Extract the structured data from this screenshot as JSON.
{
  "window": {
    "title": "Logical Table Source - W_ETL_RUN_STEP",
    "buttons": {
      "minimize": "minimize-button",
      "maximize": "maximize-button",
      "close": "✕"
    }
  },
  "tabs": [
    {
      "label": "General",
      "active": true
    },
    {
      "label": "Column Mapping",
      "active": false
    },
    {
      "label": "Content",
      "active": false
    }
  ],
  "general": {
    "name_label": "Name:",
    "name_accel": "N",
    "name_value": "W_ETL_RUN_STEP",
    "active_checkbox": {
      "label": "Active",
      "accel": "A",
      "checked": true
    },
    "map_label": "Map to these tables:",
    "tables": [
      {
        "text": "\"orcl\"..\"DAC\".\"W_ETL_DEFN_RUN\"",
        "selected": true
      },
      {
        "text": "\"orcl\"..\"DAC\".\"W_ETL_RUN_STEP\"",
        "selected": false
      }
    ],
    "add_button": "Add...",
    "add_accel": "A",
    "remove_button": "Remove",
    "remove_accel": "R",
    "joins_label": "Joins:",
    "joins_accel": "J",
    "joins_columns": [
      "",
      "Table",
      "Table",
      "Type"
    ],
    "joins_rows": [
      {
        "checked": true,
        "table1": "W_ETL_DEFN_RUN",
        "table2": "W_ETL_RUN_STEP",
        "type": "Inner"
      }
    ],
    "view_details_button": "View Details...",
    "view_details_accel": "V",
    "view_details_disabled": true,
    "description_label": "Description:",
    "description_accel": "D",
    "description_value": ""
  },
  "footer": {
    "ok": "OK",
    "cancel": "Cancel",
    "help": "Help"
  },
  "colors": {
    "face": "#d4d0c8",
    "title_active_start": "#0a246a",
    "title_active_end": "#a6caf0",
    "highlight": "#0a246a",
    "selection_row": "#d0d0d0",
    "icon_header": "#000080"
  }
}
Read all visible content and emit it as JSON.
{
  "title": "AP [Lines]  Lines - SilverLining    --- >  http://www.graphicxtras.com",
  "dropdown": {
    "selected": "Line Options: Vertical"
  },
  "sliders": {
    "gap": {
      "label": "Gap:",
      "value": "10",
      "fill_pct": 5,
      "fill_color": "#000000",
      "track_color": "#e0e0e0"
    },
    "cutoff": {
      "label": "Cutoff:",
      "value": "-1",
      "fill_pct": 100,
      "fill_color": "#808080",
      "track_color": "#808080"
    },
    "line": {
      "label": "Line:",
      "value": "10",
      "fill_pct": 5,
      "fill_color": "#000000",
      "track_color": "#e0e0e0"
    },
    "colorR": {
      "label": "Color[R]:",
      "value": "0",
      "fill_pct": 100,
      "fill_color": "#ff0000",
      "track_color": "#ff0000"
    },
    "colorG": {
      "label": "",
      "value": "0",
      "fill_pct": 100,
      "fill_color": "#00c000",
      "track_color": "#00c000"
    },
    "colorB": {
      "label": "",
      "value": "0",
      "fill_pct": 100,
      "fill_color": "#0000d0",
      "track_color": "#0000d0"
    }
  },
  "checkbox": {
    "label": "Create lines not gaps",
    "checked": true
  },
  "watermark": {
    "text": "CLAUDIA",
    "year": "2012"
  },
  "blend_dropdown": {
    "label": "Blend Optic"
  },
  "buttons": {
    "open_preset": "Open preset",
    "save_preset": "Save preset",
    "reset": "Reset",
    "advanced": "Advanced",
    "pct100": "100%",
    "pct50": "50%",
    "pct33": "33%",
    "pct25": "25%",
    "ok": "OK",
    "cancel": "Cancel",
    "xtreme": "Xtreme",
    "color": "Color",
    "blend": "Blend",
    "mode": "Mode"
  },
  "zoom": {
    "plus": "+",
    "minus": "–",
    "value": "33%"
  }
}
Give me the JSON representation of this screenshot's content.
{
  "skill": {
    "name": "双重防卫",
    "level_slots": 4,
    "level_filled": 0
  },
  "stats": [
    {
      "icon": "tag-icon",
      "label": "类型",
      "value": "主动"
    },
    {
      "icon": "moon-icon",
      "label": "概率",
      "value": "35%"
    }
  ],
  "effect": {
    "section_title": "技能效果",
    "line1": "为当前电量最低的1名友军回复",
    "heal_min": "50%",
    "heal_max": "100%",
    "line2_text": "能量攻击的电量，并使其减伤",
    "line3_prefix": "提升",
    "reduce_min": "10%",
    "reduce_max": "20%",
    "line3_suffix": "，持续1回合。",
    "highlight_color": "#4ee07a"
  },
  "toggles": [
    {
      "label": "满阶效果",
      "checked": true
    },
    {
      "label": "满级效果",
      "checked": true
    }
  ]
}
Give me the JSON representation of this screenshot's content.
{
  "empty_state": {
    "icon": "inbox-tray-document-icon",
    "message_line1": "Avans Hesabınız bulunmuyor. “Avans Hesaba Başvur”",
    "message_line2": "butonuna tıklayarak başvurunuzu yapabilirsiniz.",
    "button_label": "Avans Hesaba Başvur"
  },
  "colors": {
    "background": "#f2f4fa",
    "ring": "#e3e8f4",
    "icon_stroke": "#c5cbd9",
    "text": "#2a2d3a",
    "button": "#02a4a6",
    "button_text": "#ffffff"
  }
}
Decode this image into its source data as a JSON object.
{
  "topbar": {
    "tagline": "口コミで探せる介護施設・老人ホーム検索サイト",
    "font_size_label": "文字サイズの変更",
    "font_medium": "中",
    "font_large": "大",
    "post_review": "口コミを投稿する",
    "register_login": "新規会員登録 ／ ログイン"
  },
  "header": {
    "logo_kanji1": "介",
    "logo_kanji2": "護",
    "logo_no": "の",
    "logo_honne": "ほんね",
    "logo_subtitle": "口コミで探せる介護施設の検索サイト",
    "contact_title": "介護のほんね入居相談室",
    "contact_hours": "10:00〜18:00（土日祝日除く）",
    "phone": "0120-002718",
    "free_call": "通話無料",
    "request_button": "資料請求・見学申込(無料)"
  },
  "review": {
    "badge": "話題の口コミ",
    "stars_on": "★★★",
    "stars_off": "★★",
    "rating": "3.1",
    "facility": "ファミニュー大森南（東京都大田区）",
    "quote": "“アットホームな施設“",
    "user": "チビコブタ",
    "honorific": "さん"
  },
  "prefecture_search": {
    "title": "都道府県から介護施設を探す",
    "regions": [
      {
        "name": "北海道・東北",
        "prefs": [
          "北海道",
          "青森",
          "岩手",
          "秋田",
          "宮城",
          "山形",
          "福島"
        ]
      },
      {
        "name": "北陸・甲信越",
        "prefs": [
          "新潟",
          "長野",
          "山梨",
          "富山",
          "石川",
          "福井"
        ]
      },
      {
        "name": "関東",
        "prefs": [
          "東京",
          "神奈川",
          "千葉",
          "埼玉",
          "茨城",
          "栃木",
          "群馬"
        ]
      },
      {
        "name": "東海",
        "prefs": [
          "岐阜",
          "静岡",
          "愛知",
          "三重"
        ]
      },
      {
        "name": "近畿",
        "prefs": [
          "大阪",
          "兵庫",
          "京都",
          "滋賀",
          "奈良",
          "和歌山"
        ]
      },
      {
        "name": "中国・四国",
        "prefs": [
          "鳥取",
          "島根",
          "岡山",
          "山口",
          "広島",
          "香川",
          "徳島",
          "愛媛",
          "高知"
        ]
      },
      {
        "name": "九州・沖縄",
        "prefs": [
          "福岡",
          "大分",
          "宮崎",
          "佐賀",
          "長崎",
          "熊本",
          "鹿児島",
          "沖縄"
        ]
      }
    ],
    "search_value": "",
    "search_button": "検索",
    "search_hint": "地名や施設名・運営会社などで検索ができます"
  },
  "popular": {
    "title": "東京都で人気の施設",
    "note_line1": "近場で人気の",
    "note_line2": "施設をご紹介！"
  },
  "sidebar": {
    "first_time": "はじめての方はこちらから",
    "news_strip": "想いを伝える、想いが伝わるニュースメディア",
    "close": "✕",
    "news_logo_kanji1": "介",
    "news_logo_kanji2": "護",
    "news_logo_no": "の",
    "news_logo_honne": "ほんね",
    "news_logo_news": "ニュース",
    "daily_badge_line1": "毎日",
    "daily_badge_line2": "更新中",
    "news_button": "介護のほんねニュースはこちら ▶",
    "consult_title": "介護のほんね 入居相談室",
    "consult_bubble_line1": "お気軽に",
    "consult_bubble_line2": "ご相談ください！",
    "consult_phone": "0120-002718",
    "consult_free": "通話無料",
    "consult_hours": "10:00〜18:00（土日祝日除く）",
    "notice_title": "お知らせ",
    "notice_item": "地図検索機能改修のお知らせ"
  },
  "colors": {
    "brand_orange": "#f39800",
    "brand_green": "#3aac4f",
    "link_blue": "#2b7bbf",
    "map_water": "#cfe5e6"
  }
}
________
Given problem
From the listing above, copy every line that includes the word "tables".

Reply
    "map_label": "Map to these tables:",
    "tables": [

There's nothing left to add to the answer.